Exercise directions ▸ Wherever the string "буря" appears in the listing, copy that line.

Records for the exercise ▸
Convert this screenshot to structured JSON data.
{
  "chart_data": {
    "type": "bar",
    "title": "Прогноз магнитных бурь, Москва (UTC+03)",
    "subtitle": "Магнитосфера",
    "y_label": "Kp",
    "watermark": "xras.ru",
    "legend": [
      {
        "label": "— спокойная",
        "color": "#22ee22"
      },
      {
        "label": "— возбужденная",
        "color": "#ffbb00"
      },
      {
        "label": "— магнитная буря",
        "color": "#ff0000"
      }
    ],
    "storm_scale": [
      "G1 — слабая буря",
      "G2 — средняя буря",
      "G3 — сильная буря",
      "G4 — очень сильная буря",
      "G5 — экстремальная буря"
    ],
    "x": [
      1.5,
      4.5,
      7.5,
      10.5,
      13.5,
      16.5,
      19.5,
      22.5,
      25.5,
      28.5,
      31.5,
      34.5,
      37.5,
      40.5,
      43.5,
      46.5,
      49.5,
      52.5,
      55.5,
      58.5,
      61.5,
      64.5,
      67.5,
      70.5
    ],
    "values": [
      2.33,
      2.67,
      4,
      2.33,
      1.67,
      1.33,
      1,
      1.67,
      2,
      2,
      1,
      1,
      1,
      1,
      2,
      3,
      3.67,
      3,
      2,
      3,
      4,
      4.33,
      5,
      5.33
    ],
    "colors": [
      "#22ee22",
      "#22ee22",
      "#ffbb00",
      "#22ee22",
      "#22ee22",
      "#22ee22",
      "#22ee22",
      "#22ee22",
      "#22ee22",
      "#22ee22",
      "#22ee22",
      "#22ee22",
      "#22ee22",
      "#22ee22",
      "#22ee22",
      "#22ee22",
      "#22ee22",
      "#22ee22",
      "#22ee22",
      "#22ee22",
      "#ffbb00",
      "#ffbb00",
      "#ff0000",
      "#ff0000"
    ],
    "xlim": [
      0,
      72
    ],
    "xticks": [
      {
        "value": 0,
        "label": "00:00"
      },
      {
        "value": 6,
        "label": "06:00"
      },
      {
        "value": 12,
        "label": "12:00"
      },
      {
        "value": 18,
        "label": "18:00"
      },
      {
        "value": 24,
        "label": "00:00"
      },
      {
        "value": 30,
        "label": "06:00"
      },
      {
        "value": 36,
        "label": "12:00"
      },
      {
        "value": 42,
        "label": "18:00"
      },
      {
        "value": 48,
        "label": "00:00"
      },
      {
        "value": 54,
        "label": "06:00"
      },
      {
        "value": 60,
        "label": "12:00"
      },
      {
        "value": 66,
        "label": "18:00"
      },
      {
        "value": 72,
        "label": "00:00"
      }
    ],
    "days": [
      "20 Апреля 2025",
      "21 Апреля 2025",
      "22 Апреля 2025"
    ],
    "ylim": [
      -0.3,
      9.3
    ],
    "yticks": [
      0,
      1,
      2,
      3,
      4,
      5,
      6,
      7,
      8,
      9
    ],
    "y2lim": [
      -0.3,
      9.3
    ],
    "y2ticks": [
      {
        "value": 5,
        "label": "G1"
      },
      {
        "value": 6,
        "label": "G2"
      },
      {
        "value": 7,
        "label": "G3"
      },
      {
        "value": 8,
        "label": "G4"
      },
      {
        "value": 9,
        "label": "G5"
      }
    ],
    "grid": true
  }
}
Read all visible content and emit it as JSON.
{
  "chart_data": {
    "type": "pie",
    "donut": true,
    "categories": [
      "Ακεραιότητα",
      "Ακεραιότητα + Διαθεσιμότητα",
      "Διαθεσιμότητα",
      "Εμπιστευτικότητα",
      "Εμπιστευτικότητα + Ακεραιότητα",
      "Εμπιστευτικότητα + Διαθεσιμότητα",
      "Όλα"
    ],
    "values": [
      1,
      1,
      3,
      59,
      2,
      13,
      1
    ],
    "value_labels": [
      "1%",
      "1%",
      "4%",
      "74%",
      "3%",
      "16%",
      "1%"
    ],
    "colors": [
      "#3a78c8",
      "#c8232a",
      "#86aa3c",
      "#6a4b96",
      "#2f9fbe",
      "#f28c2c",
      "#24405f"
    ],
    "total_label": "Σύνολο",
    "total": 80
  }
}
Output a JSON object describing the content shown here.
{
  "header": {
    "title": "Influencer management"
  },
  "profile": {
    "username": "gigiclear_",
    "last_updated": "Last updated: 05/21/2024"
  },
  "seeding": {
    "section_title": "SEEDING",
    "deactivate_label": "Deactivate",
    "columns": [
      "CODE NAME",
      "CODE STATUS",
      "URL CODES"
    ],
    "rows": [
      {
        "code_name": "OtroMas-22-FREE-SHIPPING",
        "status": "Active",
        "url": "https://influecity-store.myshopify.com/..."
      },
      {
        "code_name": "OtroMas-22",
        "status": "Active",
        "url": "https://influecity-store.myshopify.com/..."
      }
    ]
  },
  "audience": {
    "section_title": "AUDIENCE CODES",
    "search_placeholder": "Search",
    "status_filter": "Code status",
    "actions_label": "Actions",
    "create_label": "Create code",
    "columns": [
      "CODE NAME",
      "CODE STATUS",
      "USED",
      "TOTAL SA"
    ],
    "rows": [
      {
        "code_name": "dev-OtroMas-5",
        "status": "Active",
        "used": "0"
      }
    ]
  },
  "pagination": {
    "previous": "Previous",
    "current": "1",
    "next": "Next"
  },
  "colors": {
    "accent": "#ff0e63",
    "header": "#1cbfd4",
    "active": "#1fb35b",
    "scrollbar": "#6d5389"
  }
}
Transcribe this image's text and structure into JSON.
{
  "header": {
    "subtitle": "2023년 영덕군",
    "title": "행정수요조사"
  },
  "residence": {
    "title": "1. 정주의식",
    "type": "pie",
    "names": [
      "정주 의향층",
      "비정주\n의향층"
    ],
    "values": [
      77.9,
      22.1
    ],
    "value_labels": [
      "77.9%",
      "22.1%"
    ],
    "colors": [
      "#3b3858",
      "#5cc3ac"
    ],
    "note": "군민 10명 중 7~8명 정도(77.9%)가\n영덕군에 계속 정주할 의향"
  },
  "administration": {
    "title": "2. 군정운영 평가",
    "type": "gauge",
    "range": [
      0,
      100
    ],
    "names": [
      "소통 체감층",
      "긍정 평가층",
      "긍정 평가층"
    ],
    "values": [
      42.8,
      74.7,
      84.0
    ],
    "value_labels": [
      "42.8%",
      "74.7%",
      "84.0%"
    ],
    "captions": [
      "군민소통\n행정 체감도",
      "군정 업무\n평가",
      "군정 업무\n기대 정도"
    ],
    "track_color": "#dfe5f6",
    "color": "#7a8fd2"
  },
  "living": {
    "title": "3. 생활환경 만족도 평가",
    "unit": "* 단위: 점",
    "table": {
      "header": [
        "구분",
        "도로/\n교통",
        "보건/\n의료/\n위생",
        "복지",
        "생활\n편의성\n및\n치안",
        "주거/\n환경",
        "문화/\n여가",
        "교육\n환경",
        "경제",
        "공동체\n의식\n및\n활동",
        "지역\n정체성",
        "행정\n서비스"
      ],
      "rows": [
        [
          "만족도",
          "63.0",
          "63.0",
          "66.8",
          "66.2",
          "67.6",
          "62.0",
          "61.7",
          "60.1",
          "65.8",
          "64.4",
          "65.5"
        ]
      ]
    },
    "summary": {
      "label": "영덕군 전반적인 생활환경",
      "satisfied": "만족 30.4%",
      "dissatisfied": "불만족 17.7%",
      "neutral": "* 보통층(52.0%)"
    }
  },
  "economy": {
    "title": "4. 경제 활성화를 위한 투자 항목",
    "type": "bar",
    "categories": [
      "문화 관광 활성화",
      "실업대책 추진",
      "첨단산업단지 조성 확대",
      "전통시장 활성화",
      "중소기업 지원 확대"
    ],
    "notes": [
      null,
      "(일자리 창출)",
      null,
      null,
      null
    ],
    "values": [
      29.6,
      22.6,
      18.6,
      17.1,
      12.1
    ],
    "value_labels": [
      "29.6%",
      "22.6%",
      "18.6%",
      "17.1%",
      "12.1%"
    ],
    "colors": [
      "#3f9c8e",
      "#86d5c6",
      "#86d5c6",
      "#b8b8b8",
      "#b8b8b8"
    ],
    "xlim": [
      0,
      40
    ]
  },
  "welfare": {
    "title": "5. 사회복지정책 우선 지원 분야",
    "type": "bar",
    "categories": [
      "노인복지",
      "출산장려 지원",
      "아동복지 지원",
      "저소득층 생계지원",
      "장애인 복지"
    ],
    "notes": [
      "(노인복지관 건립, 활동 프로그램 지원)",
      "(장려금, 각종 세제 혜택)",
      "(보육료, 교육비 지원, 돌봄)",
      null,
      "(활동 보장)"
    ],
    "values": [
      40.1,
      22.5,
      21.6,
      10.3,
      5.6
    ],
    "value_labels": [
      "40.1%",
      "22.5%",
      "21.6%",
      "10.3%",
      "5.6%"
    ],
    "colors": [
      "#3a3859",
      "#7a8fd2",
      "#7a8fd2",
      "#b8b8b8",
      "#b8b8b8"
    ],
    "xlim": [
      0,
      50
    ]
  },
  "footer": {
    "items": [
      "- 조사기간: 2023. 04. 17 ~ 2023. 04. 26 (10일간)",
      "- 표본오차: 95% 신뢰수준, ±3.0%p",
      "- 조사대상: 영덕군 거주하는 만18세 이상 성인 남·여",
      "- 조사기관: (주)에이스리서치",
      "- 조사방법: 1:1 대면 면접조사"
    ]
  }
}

The response ▸
        "label": "— магнитная буря",
      "G1 — слабая буря",
      "G2 — средняя буря",
      "G3 — сильная буря",
      "G4 — очень сильная буря",
      "G5 — экстремальная буря"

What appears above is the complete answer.